(Provided data):
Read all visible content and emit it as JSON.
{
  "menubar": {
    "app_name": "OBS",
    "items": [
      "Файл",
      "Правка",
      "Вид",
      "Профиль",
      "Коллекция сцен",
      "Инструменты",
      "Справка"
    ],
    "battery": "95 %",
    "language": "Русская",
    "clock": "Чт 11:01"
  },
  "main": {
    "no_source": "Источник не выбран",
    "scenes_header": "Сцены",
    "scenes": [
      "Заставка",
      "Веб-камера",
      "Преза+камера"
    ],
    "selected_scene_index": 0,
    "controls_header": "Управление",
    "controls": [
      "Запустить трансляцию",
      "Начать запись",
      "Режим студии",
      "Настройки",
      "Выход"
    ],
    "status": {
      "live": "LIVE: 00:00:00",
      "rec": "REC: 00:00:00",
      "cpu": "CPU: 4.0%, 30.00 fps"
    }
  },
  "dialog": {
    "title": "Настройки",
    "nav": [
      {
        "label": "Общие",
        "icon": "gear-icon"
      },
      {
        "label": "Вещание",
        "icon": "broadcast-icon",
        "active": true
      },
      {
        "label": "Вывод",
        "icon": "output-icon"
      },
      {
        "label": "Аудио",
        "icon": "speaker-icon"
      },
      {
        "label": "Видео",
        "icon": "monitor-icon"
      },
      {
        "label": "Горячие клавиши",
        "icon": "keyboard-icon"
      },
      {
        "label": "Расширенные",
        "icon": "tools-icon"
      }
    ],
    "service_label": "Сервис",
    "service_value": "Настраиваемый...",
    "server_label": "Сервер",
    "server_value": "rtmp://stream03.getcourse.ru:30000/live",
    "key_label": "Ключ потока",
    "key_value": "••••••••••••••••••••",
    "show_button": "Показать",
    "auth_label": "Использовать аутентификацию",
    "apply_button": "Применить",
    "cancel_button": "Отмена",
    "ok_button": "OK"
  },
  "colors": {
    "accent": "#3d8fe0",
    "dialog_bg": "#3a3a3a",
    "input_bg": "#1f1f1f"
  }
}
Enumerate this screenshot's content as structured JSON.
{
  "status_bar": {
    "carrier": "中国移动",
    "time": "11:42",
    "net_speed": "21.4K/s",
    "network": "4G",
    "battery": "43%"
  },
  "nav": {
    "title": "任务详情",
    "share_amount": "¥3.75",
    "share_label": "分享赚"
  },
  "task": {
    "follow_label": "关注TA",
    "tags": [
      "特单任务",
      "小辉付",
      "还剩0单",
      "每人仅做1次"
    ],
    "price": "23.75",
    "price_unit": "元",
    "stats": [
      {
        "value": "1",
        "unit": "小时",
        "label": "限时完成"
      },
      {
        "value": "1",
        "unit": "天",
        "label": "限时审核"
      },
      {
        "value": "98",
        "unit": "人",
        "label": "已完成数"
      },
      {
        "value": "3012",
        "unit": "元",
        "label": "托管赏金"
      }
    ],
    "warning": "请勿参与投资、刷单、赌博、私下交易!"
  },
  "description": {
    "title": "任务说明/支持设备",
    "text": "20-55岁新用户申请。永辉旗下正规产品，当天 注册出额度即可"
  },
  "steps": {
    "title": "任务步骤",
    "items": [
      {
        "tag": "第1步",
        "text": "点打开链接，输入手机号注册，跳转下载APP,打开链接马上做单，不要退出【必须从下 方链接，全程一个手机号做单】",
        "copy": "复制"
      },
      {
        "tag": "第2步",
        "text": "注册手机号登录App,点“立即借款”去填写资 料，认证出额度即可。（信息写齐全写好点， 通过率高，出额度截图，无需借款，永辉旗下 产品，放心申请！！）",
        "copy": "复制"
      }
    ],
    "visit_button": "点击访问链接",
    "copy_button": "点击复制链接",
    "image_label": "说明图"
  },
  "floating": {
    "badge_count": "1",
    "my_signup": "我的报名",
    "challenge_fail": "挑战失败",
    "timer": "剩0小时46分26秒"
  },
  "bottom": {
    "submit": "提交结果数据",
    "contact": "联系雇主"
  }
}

(Instructions for the task):
All lines from the one containing "Enumerate this screenshot's" through the end of the records, both ends included, are to be quoted exactly; please add nothing else.

(Response to the exercise):
Enumerate this screenshot's content as structured JSON.
{
  "status_bar": {
    "carrier": "中国移动",
    "time": "11:42",
    "net_speed": "21.4K/s",
    "network": "4G",
    "battery": "43%"
  },
  "nav": {
    "title": "任务详情",
    "share_amount": "¥3.75",
    "share_label": "分享赚"
  },
  "task": {
    "follow_label": "关注TA",
    "tags": [
      "特单任务",
      "小辉付",
      "还剩0单",
      "每人仅做1次"
    ],
    "price": "23.75",
    "price_unit": "元",
    "stats": [
      {
        "value": "1",
        "unit": "小时",
        "label": "限时完成"
      },
      {
        "value": "1",
        "unit": "天",
        "label": "限时审核"
      },
      {
        "value": "98",
        "unit": "人",
        "label": "已完成数"
      },
      {
        "value": "3012",
        "unit": "元",
        "label": "托管赏金"
      }
    ],
    "warning": "请勿参与投资、刷单、赌博、私下交易!"
  },
  "description": {
    "title": "任务说明/支持设备",
    "text": "20-55岁新用户申请。永辉旗下正规产品，当天 注册出额度即可"
  },
  "steps": {
    "title": "任务步骤",
    "items": [
      {
        "tag": "第1步",
        "text": "点打开链接，输入手机号注册，跳转下载APP,打开链接马上做单，不要退出【必须从下 方链接，全程一个手机号做单】",
        "copy": "复制"
      },
      {
        "tag": "第2步",
        "text": "注册手机号登录App,点“立即借款”去填写资 料，认证出额度即可。（信息写齐全写好点， 通过率高，出额度截图，无需借款，永辉旗下 产品，放心申请！！）",
        "copy": "复制"
      }
    ],
    "visit_button": "点击访问链接",
    "copy_button": "点击复制链接",
    "image_label": "说明图"
  },
  "floating": {
    "badge_count": "1",
    "my_signup": "我的报名",
    "challenge_fail": "挑战失败",
    "timer": "剩0小时46分26秒"
  },
  "bottom": {
    "submit": "提交结果数据",
    "contact": "联系雇主"
  }
}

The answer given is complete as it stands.